▸ **GIVEN PROBLEM**
Could you take the items starting at the very first line and ending at the line that contains "- data-point: [293, 198, 300, 206]", rename "data-point" to "marker" throughout, and return those lines otherwise unchanged?

▸ **RECORD SET**

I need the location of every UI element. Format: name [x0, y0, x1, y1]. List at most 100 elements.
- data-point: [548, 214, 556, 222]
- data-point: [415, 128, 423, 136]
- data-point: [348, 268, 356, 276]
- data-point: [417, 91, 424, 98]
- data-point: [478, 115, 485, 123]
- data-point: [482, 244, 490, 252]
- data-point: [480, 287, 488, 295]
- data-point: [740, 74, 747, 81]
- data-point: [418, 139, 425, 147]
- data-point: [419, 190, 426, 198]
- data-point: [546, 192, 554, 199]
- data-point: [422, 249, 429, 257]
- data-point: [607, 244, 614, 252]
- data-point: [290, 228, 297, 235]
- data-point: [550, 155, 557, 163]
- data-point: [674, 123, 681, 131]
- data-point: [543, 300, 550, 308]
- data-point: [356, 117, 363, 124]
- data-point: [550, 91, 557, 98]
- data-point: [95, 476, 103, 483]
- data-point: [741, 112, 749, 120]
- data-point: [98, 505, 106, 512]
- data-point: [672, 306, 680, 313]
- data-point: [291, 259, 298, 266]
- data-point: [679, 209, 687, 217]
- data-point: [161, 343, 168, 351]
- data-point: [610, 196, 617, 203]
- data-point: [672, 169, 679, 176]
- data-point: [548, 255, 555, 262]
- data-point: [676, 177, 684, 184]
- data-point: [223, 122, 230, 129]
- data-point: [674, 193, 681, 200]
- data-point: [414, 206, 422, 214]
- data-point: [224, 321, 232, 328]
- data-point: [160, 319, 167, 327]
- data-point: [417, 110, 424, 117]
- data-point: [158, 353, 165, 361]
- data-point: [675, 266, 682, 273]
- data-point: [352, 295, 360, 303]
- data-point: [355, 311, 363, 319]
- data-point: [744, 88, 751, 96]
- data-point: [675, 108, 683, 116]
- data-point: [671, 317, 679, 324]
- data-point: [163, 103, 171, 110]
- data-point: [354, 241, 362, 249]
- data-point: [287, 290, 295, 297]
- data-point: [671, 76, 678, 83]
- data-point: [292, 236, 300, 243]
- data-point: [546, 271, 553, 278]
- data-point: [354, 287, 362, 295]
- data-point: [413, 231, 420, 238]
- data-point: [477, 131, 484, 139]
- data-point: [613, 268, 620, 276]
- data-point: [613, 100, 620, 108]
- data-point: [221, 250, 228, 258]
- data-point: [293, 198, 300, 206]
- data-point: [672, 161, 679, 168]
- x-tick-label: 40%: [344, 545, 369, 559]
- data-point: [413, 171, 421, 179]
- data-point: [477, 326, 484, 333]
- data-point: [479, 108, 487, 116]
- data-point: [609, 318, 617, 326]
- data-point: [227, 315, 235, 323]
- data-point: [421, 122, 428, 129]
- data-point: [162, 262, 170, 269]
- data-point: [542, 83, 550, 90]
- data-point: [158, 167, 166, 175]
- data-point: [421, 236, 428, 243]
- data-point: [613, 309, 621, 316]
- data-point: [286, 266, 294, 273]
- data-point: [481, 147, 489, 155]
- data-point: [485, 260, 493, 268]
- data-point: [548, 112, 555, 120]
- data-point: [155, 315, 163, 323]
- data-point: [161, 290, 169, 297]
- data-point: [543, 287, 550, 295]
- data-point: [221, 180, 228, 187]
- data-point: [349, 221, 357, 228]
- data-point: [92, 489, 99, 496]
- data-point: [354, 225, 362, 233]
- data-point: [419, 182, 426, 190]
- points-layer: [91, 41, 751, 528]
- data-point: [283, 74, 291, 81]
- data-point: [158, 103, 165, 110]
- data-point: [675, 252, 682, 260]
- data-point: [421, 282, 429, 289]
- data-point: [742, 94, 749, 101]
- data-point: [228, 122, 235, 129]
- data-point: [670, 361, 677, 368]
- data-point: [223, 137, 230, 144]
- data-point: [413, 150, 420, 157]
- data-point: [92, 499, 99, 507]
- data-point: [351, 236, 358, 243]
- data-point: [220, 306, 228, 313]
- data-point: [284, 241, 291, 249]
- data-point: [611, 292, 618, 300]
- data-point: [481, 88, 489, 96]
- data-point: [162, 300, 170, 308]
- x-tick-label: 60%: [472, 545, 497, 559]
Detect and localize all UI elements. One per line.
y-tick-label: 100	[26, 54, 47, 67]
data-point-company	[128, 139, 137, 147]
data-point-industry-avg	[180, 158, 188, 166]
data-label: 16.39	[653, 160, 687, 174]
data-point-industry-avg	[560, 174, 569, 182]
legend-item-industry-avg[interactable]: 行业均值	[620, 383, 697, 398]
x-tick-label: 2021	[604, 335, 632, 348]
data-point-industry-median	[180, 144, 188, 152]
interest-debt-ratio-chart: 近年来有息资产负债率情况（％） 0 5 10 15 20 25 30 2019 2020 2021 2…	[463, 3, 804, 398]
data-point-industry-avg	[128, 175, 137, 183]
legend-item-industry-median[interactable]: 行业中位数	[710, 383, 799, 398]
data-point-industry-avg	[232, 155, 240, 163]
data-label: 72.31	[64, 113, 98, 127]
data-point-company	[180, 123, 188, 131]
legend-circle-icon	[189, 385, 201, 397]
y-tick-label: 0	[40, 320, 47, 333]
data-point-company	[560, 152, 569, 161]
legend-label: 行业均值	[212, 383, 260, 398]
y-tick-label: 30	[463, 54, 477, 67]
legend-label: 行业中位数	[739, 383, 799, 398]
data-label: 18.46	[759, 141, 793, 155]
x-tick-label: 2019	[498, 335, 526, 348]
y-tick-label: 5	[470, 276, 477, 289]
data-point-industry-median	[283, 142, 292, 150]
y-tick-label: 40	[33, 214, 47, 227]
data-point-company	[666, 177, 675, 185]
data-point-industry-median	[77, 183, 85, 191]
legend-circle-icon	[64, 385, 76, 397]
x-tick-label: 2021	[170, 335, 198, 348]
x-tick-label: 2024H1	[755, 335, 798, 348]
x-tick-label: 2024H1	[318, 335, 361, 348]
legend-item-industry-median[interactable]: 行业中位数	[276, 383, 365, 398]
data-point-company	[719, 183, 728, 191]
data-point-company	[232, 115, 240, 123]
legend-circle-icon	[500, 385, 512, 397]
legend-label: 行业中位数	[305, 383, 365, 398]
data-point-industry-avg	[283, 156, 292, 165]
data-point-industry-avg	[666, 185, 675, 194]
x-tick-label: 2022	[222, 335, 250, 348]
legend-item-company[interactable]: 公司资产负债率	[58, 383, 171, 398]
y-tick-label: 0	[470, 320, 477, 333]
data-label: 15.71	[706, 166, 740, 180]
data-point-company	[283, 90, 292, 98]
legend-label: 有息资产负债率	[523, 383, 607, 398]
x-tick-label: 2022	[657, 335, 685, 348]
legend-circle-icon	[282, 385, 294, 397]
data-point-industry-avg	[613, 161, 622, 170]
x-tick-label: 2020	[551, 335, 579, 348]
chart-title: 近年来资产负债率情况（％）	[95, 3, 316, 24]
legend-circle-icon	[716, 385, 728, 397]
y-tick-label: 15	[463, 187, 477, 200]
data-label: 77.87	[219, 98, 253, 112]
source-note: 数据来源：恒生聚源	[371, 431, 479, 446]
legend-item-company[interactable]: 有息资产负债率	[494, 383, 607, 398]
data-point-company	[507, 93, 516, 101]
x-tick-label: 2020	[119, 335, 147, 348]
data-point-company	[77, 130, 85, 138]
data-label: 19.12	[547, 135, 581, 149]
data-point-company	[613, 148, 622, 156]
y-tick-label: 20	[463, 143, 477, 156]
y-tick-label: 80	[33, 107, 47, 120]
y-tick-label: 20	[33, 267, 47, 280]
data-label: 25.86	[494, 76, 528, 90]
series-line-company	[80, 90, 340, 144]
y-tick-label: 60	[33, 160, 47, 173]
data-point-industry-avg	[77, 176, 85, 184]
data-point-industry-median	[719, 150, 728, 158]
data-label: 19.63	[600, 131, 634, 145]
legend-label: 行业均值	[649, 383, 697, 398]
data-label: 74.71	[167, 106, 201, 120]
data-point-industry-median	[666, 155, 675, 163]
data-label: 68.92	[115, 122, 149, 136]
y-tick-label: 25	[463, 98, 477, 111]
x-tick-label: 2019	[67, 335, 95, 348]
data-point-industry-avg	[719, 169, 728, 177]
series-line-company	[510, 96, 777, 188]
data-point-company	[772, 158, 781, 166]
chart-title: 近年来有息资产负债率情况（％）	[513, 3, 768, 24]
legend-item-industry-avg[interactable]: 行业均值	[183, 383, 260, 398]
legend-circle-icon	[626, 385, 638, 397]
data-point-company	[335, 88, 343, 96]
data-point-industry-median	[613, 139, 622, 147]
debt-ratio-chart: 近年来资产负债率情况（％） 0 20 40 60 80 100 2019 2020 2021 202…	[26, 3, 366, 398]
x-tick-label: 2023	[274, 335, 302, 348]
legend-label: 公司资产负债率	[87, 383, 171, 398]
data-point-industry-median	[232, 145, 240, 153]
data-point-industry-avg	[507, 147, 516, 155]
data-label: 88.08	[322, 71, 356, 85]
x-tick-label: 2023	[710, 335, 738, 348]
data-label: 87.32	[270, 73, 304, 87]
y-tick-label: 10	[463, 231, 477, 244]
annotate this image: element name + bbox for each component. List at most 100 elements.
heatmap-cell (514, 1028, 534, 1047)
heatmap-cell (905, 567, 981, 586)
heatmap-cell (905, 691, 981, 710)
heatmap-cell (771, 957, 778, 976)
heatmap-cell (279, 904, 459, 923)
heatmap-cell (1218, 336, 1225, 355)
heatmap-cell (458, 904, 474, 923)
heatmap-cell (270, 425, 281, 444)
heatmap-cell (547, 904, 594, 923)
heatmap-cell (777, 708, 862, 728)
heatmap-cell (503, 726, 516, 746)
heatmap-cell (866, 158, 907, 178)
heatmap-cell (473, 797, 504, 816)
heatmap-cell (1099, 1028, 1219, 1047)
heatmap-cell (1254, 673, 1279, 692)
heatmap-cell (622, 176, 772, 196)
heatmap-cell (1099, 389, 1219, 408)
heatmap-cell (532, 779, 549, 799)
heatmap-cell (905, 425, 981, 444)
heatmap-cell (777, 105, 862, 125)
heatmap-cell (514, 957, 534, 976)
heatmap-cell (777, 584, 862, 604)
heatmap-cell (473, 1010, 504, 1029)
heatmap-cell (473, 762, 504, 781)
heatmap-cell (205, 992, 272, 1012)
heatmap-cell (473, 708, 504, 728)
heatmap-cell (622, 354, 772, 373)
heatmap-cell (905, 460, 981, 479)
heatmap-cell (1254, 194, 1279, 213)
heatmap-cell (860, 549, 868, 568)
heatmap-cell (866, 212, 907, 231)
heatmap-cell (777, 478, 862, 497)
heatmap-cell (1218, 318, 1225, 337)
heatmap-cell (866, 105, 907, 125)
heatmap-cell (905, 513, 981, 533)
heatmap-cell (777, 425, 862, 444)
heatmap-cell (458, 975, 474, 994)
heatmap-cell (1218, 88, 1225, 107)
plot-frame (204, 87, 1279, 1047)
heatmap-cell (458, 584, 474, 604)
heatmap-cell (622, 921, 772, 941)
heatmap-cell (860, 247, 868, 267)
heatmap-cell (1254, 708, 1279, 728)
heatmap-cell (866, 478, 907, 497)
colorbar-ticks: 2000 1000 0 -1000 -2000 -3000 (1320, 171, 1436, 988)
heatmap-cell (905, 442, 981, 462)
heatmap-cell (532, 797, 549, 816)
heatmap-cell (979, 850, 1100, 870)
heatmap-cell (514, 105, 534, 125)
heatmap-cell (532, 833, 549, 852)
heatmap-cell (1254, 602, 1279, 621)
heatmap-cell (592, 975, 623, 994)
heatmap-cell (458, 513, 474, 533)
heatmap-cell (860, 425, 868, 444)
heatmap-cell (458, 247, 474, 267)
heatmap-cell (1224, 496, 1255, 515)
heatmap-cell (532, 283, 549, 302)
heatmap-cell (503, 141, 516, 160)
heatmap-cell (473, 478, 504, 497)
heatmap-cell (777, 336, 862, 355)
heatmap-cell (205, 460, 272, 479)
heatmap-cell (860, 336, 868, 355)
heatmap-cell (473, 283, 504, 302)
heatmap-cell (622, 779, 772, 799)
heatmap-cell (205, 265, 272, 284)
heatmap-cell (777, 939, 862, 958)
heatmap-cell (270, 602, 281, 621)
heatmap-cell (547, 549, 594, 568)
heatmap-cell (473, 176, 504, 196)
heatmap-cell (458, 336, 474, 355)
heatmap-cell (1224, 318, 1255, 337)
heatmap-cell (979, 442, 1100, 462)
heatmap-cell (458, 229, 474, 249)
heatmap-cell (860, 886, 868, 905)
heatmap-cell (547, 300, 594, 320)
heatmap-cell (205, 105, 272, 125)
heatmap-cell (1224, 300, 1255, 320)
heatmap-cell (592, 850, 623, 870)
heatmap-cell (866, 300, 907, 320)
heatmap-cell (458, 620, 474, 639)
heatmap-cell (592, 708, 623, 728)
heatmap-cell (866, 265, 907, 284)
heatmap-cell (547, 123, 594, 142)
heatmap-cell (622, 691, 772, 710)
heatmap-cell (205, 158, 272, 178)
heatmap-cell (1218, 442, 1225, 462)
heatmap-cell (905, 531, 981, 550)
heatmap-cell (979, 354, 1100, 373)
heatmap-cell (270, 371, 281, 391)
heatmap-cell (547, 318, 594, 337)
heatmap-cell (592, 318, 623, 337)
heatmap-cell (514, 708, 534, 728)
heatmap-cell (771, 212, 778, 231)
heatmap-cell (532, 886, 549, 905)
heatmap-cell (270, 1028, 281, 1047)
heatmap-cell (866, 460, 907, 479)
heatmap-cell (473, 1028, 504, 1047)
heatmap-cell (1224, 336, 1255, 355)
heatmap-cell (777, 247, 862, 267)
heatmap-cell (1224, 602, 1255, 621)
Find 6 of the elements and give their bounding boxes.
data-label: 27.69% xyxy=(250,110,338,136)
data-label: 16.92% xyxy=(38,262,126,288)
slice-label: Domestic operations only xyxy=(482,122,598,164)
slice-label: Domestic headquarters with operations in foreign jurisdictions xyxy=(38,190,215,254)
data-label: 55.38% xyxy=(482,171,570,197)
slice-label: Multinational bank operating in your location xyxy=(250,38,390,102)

▸ **EXERCISE ANSWER**
I need the location of every UI element. Format: name [x0, y0, x1, y1]. List at most 100 elements.
- marker: [548, 214, 556, 222]
- marker: [415, 128, 423, 136]
- marker: [348, 268, 356, 276]
- marker: [417, 91, 424, 98]
- marker: [478, 115, 485, 123]
- marker: [482, 244, 490, 252]
- marker: [480, 287, 488, 295]
- marker: [740, 74, 747, 81]
- marker: [418, 139, 425, 147]
- marker: [419, 190, 426, 198]
- marker: [546, 192, 554, 199]
- marker: [422, 249, 429, 257]
- marker: [607, 244, 614, 252]
- marker: [290, 228, 297, 235]
- marker: [550, 155, 557, 163]
- marker: [674, 123, 681, 131]
- marker: [543, 300, 550, 308]
- marker: [356, 117, 363, 124]
- marker: [550, 91, 557, 98]
- marker: [95, 476, 103, 483]
- marker: [741, 112, 749, 120]
- marker: [98, 505, 106, 512]
- marker: [672, 306, 680, 313]
- marker: [291, 259, 298, 266]
- marker: [679, 209, 687, 217]
- marker: [161, 343, 168, 351]
- marker: [610, 196, 617, 203]
- marker: [672, 169, 679, 176]
- marker: [548, 255, 555, 262]
- marker: [676, 177, 684, 184]
- marker: [223, 122, 230, 129]
- marker: [674, 193, 681, 200]
- marker: [414, 206, 422, 214]
- marker: [224, 321, 232, 328]
- marker: [160, 319, 167, 327]
- marker: [417, 110, 424, 117]
- marker: [158, 353, 165, 361]
- marker: [675, 266, 682, 273]
- marker: [352, 295, 360, 303]
- marker: [355, 311, 363, 319]
- marker: [744, 88, 751, 96]
- marker: [675, 108, 683, 116]
- marker: [671, 317, 679, 324]
- marker: [163, 103, 171, 110]
- marker: [354, 241, 362, 249]
- marker: [287, 290, 295, 297]
- marker: [671, 76, 678, 83]
- marker: [292, 236, 300, 243]
- marker: [546, 271, 553, 278]
- marker: [354, 287, 362, 295]
- marker: [413, 231, 420, 238]
- marker: [477, 131, 484, 139]
- marker: [613, 268, 620, 276]
- marker: [613, 100, 620, 108]
- marker: [221, 250, 228, 258]
- marker: [293, 198, 300, 206]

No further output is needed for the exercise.